++++ Given data ++++

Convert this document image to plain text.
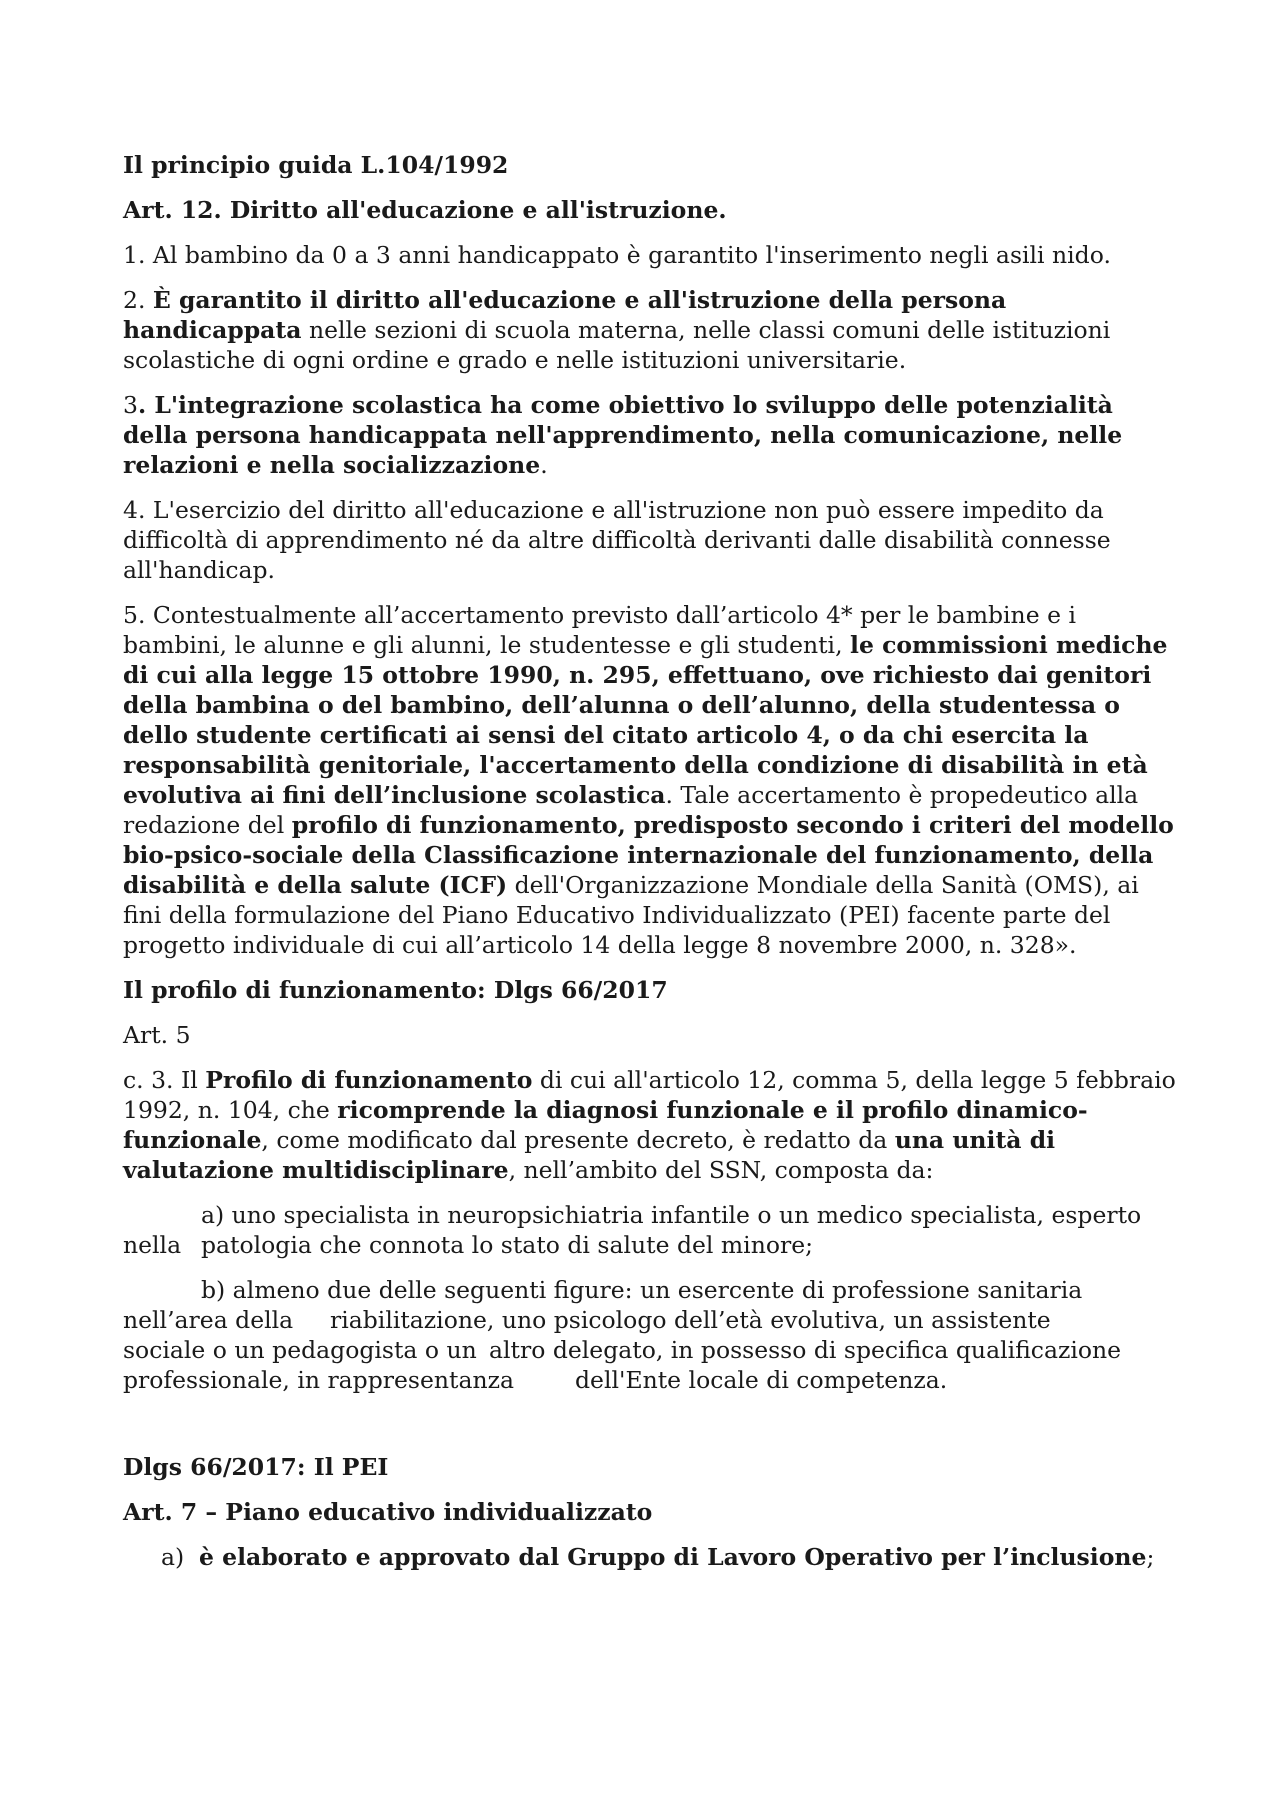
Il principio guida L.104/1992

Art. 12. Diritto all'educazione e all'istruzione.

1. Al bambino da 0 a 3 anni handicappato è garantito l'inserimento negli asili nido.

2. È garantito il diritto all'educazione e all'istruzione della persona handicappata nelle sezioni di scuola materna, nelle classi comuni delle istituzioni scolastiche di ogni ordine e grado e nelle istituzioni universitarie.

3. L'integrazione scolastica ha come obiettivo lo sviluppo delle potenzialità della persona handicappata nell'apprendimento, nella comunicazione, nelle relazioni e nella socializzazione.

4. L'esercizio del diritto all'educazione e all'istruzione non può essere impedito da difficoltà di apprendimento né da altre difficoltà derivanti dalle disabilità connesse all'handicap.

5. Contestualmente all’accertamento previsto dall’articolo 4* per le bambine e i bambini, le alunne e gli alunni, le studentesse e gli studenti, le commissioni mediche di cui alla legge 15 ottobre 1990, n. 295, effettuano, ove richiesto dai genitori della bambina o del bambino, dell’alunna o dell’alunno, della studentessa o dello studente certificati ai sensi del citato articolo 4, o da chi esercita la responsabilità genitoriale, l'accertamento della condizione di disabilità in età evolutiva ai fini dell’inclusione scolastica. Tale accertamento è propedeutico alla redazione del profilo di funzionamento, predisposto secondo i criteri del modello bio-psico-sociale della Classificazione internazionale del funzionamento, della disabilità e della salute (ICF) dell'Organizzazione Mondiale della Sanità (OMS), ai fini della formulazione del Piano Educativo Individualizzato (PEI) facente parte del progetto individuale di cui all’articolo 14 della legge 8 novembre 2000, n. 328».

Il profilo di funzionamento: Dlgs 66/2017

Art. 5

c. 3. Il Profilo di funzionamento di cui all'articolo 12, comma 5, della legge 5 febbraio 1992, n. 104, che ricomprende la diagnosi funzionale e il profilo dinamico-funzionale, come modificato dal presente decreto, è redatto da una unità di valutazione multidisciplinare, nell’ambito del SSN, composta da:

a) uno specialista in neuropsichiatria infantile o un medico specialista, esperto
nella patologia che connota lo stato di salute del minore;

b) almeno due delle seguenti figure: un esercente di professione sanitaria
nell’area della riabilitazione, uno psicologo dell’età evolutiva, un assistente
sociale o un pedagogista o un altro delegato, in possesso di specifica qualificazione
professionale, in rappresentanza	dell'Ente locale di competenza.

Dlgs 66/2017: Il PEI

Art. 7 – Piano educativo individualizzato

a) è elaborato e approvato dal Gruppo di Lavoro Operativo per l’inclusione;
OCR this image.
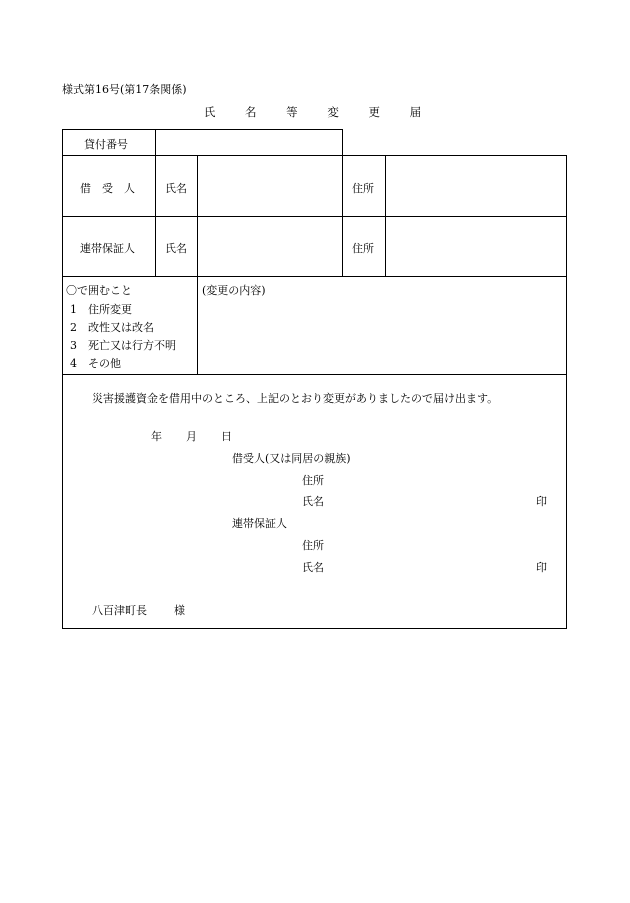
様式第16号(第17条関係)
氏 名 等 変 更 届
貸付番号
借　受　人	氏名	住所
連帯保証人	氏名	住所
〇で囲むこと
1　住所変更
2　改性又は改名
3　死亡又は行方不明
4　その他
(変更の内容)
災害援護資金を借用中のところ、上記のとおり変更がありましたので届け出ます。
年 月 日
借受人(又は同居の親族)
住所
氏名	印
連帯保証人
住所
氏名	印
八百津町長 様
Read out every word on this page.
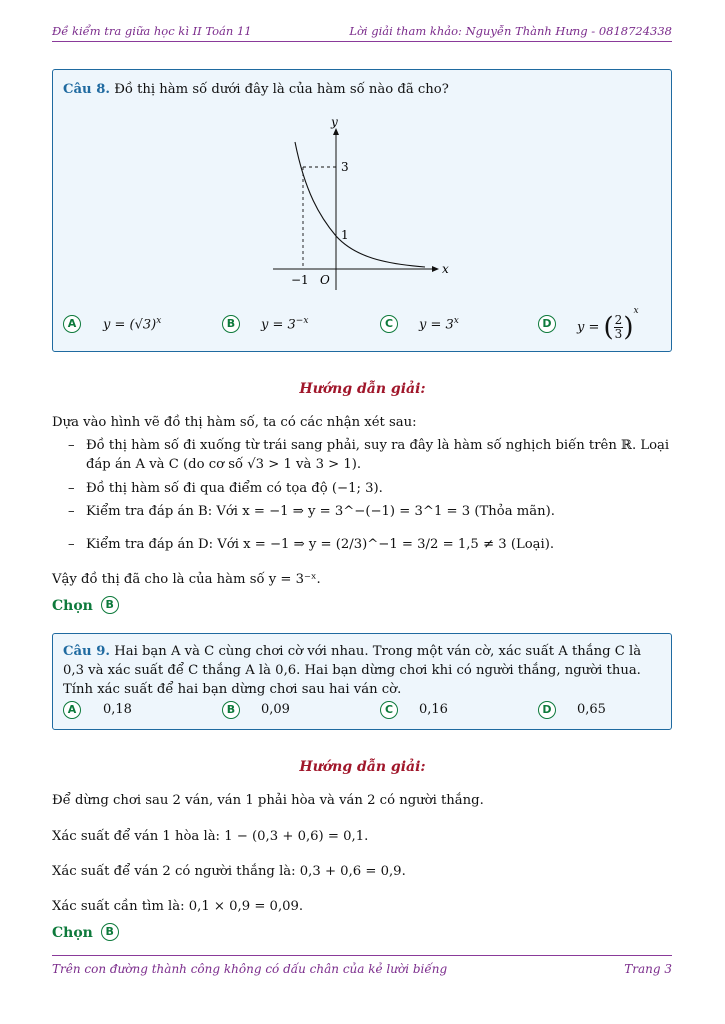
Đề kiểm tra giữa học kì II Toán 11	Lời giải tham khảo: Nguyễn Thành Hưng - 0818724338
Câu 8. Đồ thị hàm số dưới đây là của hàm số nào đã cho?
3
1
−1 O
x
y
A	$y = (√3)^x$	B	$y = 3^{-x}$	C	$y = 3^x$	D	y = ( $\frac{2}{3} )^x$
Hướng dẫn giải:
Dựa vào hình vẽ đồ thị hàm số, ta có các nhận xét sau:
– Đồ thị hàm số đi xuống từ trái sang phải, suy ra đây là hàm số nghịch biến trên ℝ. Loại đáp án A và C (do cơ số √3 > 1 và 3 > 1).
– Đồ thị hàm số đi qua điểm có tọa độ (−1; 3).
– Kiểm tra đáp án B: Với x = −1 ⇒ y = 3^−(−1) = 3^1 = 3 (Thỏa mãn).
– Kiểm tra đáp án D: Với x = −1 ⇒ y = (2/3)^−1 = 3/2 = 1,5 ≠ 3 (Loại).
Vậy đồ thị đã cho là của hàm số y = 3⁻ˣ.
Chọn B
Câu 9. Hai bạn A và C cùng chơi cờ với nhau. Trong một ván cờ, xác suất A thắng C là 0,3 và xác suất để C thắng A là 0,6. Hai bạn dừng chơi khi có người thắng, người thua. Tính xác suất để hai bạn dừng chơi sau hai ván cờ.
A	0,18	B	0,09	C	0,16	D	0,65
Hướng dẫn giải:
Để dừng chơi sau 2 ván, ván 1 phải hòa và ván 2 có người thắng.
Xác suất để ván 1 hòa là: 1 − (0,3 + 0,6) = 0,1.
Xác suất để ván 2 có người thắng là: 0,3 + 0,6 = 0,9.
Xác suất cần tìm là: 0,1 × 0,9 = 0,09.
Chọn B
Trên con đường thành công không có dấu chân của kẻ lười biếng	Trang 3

++++

● **Aim**
Reproduce every entry word for word, but omit the pictures.

● **Final answer**
Convert this document image to plain text.
Il principio guida L.104/1992

Art. 12. Diritto all'educazione e all'istruzione.

1. Al bambino da 0 a 3 anni handicappato è garantito l'inserimento negli asili nido.

2. È garantito il diritto all'educazione e all'istruzione della persona handicappata nelle sezioni di scuola materna, nelle classi comuni delle istituzioni scolastiche di ogni ordine e grado e nelle istituzioni universitarie.

3. L'integrazione scolastica ha come obiettivo lo sviluppo delle potenzialità della persona handicappata nell'apprendimento, nella comunicazione, nelle relazioni e nella socializzazione.

4. L'esercizio del diritto all'educazione e all'istruzione non può essere impedito da difficoltà di apprendimento né da altre difficoltà derivanti dalle disabilità connesse all'handicap.

5. Contestualmente all’accertamento previsto dall’articolo 4* per le bambine e i bambini, le alunne e gli alunni, le studentesse e gli studenti, le commissioni mediche di cui alla legge 15 ottobre 1990, n. 295, effettuano, ove richiesto dai genitori della bambina o del bambino, dell’alunna o dell’alunno, della studentessa o dello studente certificati ai sensi del citato articolo 4, o da chi esercita la responsabilità genitoriale, l'accertamento della condizione di disabilità in età evolutiva ai fini dell’inclusione scolastica. Tale accertamento è propedeutico alla redazione del profilo di funzionamento, predisposto secondo i criteri del modello bio-psico-sociale della Classificazione internazionale del funzionamento, della disabilità e della salute (ICF) dell'Organizzazione Mondiale della Sanità (OMS), ai fini della formulazione del Piano Educativo Individualizzato (PEI) facente parte del progetto individuale di cui all’articolo 14 della legge 8 novembre 2000, n. 328».

Il profilo di funzionamento: Dlgs 66/2017

Art. 5

c. 3. Il Profilo di funzionamento di cui all'articolo 12, comma 5, della legge 5 febbraio 1992, n. 104, che ricomprende la diagnosi funzionale e il profilo dinamico-funzionale, come modificato dal presente decreto, è redatto da una unità di valutazione multidisciplinare, nell’ambito del SSN, composta da:

a) uno specialista in neuropsichiatria infantile o un medico specialista, esperto
nella patologia che connota lo stato di salute del minore;

b) almeno due delle seguenti figure: un esercente di professione sanitaria
nell’area della riabilitazione, uno psicologo dell’età evolutiva, un assistente
sociale o un pedagogista o un altro delegato, in possesso di specifica qualificazione
professionale, in rappresentanza	dell'Ente locale di competenza.

Dlgs 66/2017: Il PEI

Art. 7 – Piano educativo individualizzato

a) è elaborato e approvato dal Gruppo di Lavoro Operativo per l’inclusione;
OCR this image.
様式第16号(第17条関係)
氏 名 等 変 更 届
貸付番号
借　受　人	氏名	住所
連帯保証人	氏名	住所
〇で囲むこと
1　住所変更
2　改性又は改名
3　死亡又は行方不明
4　その他
(変更の内容)
災害援護資金を借用中のところ、上記のとおり変更がありましたので届け出ます。
年 月 日
借受人(又は同居の親族)
住所
氏名	印
連帯保証人
住所
氏名	印
八百津町長 様
Read out every word on this page.
Đề kiểm tra giữa học kì II Toán 11	Lời giải tham khảo: Nguyễn Thành Hưng - 0818724338
Câu 8. Đồ thị hàm số dưới đây là của hàm số nào đã cho?
3
1
−1 O
x
y
A	$y = (√3)^x$	B	$y = 3^{-x}$	C	$y = 3^x$	D	y = ( $\frac{2}{3} )^x$
Hướng dẫn giải:
Dựa vào hình vẽ đồ thị hàm số, ta có các nhận xét sau:
– Đồ thị hàm số đi xuống từ trái sang phải, suy ra đây là hàm số nghịch biến trên ℝ. Loại đáp án A và C (do cơ số √3 > 1 và 3 > 1).
– Đồ thị hàm số đi qua điểm có tọa độ (−1; 3).
– Kiểm tra đáp án B: Với x = −1 ⇒ y = 3^−(−1) = 3^1 = 3 (Thỏa mãn).
– Kiểm tra đáp án D: Với x = −1 ⇒ y = (2/3)^−1 = 3/2 = 1,5 ≠ 3 (Loại).
Vậy đồ thị đã cho là của hàm số y = 3⁻ˣ.
Chọn B
Câu 9. Hai bạn A và C cùng chơi cờ với nhau. Trong một ván cờ, xác suất A thắng C là 0,3 và xác suất để C thắng A là 0,6. Hai bạn dừng chơi khi có người thắng, người thua. Tính xác suất để hai bạn dừng chơi sau hai ván cờ.
A	0,18	B	0,09	C	0,16	D	0,65
Hướng dẫn giải:
Để dừng chơi sau 2 ván, ván 1 phải hòa và ván 2 có người thắng.
Xác suất để ván 1 hòa là: 1 − (0,3 + 0,6) = 0,1.
Xác suất để ván 2 có người thắng là: 0,3 + 0,6 = 0,9.
Xác suất cần tìm là: 0,1 × 0,9 = 0,09.
Chọn B
Trên con đường thành công không có dấu chân của kẻ lười biếng	Trang 3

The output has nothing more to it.